◆ **Short exercise**
Could you turn the material, from the line containing "card-divider <box>1655 1134 2119 1135</box>" through the line containing "chevron-right-icon[interactable] <box>70 995", into a Markdown table with the columns Row and Line, numbering each line and leaving out blank lines?

#####

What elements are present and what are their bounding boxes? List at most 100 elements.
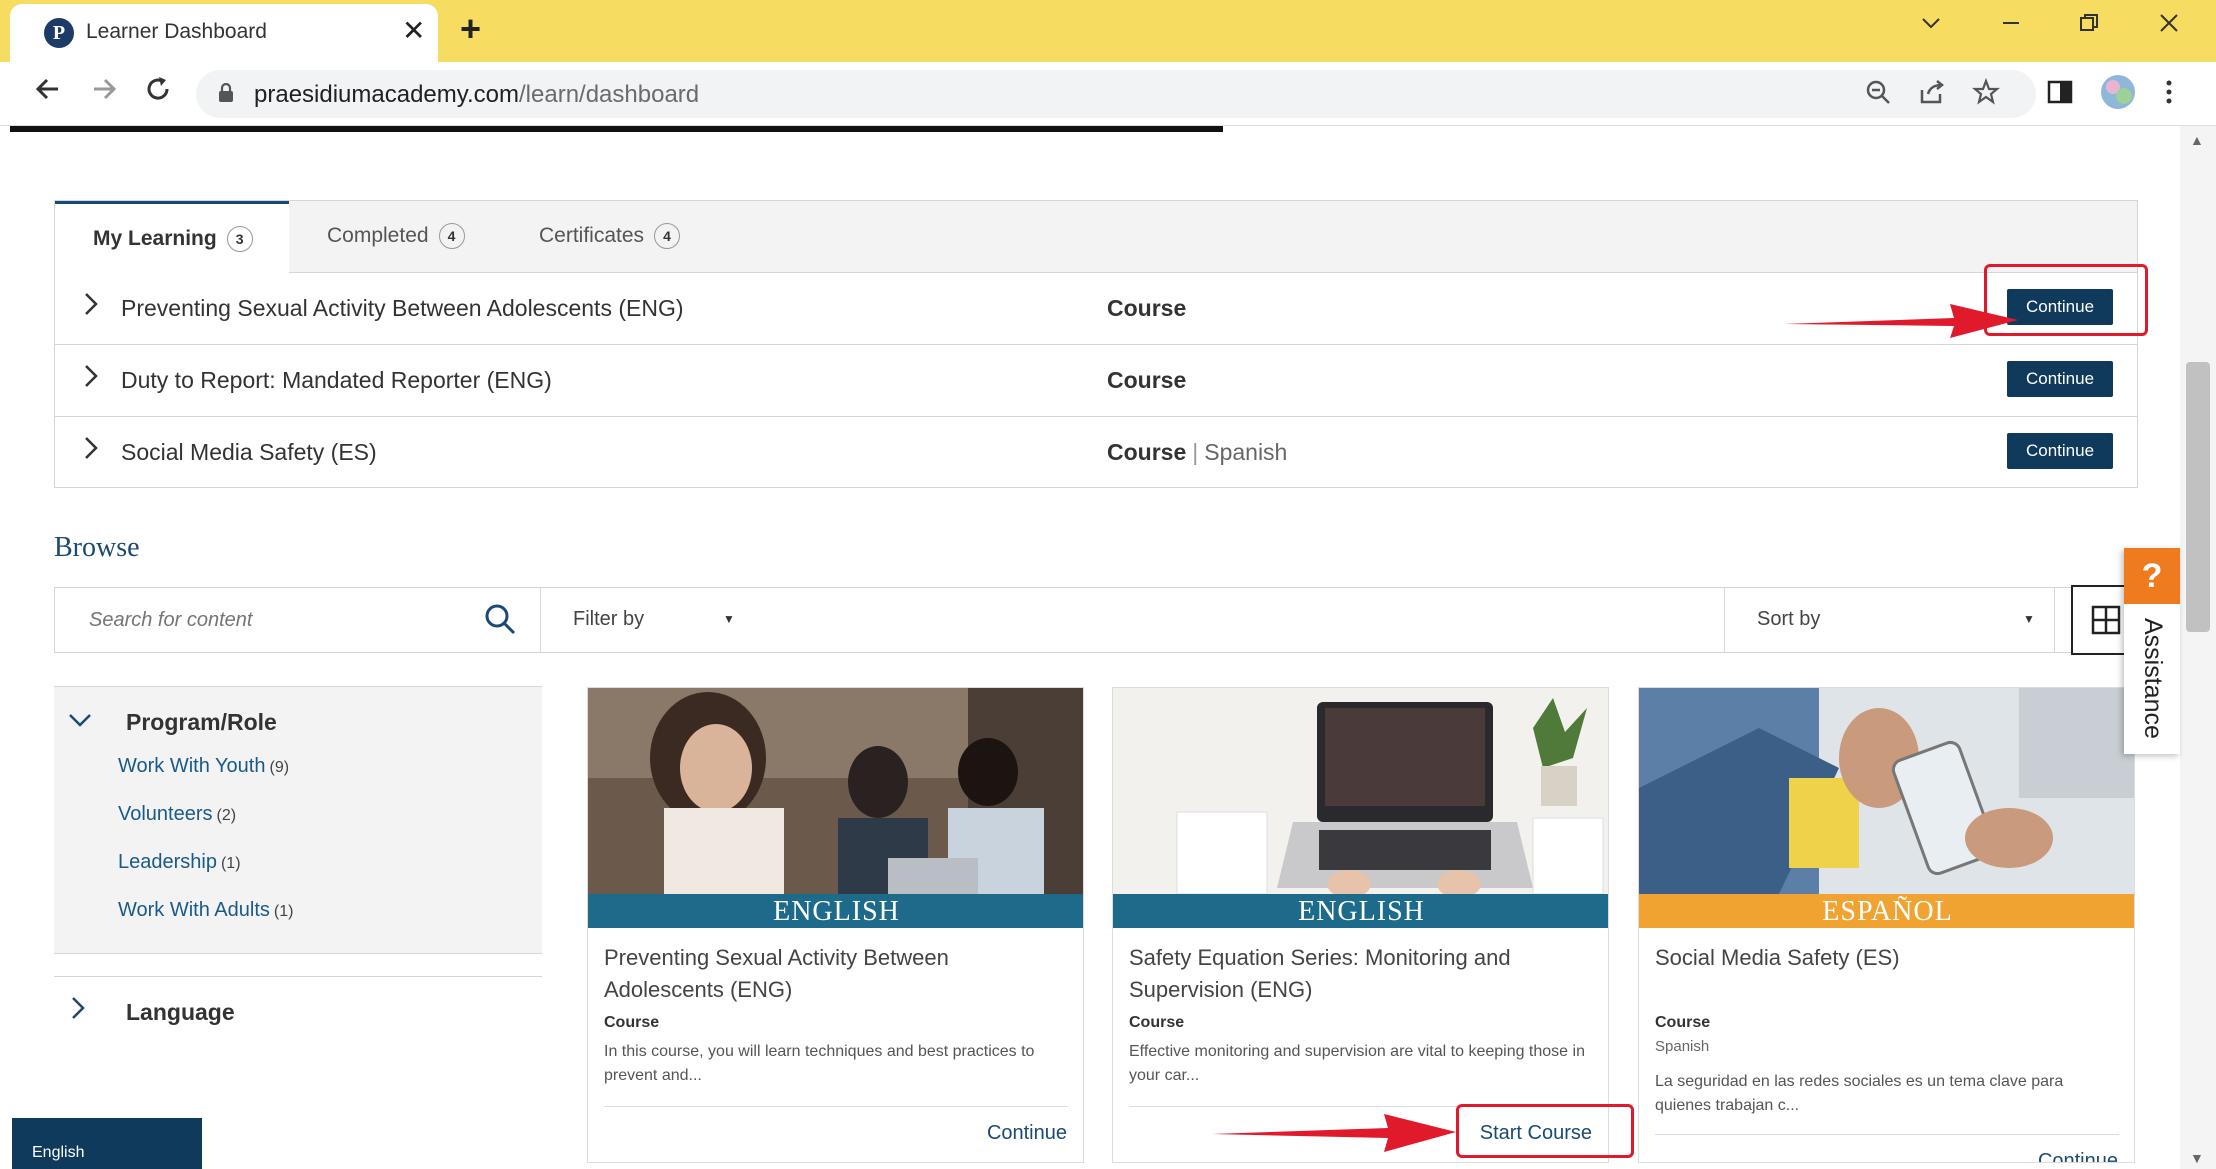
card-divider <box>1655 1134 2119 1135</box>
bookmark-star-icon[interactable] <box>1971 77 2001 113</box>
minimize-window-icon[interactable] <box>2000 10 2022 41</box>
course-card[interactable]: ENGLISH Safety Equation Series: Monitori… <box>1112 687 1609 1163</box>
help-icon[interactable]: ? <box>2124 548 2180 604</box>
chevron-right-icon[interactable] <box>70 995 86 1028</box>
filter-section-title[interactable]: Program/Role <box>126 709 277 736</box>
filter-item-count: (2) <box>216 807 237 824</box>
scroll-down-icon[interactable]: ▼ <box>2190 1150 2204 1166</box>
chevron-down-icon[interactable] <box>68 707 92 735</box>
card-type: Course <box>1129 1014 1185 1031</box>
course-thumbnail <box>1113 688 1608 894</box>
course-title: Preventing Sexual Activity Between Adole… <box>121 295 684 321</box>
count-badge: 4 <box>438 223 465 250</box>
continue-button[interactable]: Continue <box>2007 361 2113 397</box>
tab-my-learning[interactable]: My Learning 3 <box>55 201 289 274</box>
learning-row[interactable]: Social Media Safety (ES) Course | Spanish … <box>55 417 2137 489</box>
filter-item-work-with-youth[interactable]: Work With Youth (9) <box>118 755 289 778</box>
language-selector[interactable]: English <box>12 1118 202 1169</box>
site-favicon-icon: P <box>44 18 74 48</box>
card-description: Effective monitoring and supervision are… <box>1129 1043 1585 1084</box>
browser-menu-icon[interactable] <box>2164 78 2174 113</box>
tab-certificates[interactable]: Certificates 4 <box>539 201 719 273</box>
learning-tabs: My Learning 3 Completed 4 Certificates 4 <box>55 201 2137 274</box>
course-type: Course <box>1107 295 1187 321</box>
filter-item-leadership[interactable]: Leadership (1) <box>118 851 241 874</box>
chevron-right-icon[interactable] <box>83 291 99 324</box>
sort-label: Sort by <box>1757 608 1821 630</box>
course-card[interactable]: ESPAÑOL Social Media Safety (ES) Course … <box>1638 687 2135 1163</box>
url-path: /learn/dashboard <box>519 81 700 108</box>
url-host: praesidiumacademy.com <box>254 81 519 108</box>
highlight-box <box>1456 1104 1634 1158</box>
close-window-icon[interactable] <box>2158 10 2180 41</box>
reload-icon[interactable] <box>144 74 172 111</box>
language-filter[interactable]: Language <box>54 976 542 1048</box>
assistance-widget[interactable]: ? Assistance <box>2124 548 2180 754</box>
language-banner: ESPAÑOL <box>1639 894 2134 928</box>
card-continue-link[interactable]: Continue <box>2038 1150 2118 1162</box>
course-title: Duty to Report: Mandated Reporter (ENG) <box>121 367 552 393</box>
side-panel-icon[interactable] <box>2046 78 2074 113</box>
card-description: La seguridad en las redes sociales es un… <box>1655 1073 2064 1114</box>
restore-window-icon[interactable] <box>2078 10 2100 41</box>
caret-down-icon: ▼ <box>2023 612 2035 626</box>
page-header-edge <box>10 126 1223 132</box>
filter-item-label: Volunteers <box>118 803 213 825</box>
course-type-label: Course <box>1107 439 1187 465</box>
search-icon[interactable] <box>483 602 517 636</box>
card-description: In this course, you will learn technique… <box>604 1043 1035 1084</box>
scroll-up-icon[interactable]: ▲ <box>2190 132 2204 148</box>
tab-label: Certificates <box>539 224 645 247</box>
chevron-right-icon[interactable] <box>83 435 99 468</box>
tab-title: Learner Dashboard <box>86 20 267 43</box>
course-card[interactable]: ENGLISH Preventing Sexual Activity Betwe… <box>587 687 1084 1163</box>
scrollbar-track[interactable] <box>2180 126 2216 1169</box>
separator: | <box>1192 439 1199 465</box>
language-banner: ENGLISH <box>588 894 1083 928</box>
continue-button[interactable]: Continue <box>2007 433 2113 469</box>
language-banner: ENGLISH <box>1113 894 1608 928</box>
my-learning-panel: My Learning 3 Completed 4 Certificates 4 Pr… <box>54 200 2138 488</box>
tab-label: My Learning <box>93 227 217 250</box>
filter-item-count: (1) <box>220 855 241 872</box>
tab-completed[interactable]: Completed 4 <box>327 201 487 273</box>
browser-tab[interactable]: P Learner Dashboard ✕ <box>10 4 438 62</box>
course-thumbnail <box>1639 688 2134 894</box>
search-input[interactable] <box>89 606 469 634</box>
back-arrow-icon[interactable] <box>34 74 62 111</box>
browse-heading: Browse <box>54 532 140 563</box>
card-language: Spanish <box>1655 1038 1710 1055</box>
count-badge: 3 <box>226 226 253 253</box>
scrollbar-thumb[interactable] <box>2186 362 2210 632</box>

#####

◆ **Completed task**
| Row | Line |
|---|---|
| 1 | card-divider <box>1655 1134 2119 1135</box> |
| 2 | bookmark-star-icon[interactable] <box>1971 77 2001 113</box> |
| 3 | minimize-window-icon[interactable] <box>2000 10 2022 41</box> |
| 4 | course-card[interactable]: ENGLISH Safety Equation Series: Monitori… <box>1112 687 1609 1163</box> |
| 5 | help-icon[interactable]: ? <box>2124 548 2180 604</box> |
| 6 | chevron-right-icon[interactable] <box>70 995 86 1028</box> |